◆ INPUT DATA ◆
----------------------------------------

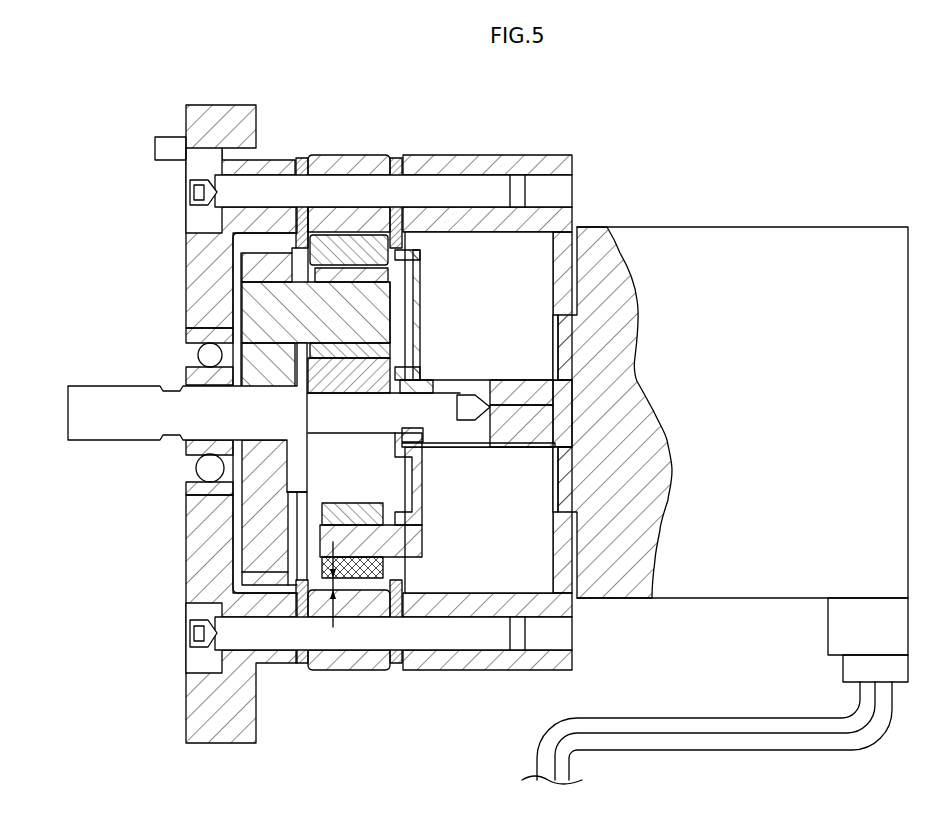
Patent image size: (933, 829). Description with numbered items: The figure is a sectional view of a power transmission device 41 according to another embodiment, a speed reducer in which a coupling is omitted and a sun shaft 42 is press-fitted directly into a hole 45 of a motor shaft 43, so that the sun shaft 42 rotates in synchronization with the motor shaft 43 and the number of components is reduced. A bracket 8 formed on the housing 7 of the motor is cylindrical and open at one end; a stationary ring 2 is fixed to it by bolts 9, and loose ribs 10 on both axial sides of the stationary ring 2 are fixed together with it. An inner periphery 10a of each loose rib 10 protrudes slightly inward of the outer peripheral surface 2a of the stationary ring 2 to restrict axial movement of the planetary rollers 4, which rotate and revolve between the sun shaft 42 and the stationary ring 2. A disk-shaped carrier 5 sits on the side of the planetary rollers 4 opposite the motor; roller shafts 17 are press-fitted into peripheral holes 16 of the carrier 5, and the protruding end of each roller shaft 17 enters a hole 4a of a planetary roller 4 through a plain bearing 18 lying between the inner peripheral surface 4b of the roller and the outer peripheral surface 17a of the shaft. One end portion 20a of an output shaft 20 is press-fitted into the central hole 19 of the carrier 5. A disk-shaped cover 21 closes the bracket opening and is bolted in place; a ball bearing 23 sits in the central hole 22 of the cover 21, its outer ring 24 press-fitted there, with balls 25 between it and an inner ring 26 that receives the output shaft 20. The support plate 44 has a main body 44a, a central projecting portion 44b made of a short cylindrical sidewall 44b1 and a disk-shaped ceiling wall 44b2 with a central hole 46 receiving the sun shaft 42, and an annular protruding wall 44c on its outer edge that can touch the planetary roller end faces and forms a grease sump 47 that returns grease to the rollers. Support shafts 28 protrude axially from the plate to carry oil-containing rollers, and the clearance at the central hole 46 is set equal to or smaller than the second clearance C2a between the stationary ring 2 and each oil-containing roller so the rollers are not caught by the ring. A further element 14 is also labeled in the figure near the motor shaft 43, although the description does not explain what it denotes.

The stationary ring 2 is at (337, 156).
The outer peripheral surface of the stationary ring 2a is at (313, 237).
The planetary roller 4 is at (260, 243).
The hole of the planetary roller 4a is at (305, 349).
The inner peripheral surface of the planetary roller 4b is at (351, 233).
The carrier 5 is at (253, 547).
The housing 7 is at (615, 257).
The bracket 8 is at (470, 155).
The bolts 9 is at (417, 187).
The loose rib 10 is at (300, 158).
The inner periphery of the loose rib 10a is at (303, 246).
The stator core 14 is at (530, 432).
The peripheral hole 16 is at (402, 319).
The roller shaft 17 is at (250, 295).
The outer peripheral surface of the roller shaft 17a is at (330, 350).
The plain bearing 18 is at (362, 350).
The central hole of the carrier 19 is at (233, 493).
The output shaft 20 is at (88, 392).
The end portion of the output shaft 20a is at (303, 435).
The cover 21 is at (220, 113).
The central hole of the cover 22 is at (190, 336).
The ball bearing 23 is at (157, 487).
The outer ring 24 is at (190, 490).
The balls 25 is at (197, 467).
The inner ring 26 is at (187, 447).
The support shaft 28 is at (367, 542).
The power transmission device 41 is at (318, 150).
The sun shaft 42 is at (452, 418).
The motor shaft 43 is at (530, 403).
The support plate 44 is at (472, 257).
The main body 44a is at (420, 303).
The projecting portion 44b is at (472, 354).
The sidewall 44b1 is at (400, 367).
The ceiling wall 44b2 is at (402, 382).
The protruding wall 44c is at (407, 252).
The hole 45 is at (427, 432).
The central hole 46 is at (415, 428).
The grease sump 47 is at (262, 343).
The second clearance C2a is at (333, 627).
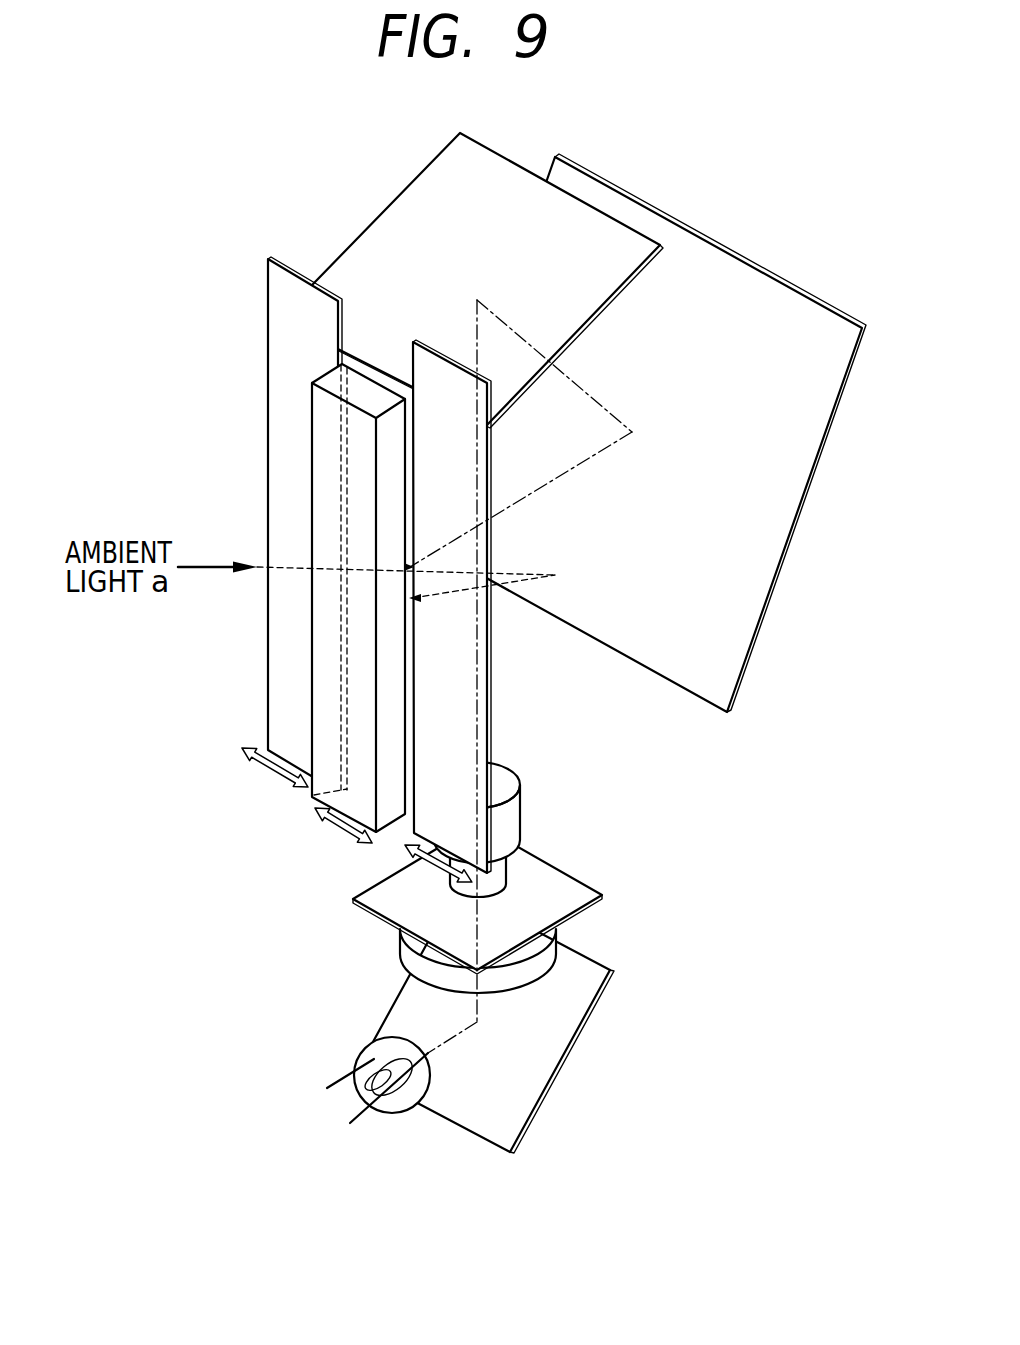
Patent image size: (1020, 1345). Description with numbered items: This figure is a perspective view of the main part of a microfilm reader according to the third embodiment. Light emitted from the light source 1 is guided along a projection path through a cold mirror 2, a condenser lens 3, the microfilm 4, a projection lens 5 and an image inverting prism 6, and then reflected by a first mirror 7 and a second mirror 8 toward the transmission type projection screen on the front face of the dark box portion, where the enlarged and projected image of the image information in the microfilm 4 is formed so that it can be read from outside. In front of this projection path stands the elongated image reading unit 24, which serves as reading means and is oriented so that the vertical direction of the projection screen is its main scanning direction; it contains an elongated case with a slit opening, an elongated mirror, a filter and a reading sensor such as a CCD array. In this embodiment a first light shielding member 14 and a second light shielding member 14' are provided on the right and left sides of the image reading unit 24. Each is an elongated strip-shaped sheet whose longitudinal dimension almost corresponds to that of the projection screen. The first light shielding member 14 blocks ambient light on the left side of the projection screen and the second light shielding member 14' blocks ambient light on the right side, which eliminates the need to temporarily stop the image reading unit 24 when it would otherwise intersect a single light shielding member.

----------------------------------------

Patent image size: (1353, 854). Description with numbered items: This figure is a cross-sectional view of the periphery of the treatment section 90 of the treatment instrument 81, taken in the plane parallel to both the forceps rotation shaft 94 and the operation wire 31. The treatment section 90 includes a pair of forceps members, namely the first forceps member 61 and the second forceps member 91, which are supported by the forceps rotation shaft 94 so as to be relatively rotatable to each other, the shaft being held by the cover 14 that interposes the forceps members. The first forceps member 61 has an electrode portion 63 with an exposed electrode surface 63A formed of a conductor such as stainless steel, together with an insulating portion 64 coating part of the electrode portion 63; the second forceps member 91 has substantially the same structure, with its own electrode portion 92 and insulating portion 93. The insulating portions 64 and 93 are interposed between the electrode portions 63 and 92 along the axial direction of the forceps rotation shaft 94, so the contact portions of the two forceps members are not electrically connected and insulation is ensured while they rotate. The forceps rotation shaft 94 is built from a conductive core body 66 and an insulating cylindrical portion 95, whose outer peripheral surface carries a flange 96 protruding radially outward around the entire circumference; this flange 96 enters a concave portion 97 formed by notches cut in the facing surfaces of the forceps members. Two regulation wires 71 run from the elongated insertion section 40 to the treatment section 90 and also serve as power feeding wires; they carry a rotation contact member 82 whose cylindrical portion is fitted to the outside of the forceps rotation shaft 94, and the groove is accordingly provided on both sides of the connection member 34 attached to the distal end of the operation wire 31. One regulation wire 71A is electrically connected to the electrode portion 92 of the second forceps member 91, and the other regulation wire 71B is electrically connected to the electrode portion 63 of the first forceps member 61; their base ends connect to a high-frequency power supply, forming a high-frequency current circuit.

----------------------------------------

◆ DIRECTIONS ◆
Identify every row above that contains the word "perspective", and copy each such row in full. Matching is case-sensitive.

◆ RESULT OF THE EXERCISE ◆
Patent image size: (1020, 1345). Description with numbered items: This figure is a perspective view of the main part of a microfilm reader according to the third embodiment. Light emitted from the light source 1 is guided along a projection path through a cold mirror 2, a condenser lens 3, the microfilm 4, a projection lens 5 and an image inverting prism 6, and then reflected by a first mirror 7 and a second mirror 8 toward the transmission type projection screen on the front face of the dark box portion, where the enlarged and projected image of the image information in the microfilm 4 is formed so that it can be read from outside. In front of this projection path stands the elongated image reading unit 24, which serves as reading means and is oriented so that the vertical direction of the projection screen is its main scanning direction; it contains an elongated case with a slit opening, an elongated mirror, a filter and a reading sensor such as a CCD array. In this embodiment a first light shielding member 14 and a second light shielding member 14' are provided on the right and left sides of the image reading unit 24. Each is an elongated strip-shaped sheet whose longitudinal dimension almost corresponds to that of the projection screen. The first light shielding member 14 blocks ambient light on the left side of the projection screen and the second light shielding member 14' blocks ambient light on the right side, which eliminates the need to temporarily stop the image reading unit 24 when it would otherwise intersect a single light shielding member.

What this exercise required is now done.